[Work to do]
Find every line in the records below that holds the word "color" and copy it.
-- BEGIN Exercise inputs --
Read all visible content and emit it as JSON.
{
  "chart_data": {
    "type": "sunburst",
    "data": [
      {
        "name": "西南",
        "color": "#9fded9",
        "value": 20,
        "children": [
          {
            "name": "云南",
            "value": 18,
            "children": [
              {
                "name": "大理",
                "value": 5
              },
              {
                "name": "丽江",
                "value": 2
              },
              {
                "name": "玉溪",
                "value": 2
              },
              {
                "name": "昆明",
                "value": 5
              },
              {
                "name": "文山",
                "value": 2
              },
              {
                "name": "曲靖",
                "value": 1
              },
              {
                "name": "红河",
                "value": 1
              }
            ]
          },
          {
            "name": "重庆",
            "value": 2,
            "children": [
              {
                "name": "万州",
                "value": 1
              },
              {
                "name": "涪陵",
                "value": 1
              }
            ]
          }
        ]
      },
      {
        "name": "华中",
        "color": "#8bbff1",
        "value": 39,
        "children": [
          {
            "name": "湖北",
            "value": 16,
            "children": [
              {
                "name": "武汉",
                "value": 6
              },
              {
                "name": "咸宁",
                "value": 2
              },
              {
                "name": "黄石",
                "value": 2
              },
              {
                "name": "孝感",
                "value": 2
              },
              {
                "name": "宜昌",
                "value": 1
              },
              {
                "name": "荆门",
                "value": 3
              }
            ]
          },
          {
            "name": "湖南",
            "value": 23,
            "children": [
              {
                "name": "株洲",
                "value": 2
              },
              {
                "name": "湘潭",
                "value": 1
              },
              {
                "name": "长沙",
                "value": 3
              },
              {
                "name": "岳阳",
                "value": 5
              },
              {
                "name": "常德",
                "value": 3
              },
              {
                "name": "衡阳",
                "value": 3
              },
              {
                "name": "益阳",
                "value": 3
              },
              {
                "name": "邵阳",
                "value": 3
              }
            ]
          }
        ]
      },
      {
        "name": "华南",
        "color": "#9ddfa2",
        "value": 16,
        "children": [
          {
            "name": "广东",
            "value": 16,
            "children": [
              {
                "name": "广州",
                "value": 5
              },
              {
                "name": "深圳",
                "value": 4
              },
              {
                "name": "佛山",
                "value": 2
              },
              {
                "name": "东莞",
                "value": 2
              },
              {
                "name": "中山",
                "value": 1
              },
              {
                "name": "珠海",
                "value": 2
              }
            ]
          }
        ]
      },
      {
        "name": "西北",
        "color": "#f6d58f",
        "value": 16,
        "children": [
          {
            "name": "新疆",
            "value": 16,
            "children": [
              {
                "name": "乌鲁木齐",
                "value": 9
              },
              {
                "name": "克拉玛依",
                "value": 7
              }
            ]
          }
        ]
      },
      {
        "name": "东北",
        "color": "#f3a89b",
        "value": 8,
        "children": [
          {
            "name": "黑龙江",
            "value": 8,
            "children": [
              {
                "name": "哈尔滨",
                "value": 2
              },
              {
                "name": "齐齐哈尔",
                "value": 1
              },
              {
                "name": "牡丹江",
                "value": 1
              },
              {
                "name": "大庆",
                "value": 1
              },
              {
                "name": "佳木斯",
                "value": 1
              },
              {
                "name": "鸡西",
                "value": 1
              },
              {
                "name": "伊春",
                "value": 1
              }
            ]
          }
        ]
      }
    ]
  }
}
-- END Exercise inputs --
[Solution to this task]
        "color": "#9fded9",
        "color": "#8bbff1",
        "color": "#9ddfa2",
        "color": "#f6d58f",
        "color": "#f3a89b",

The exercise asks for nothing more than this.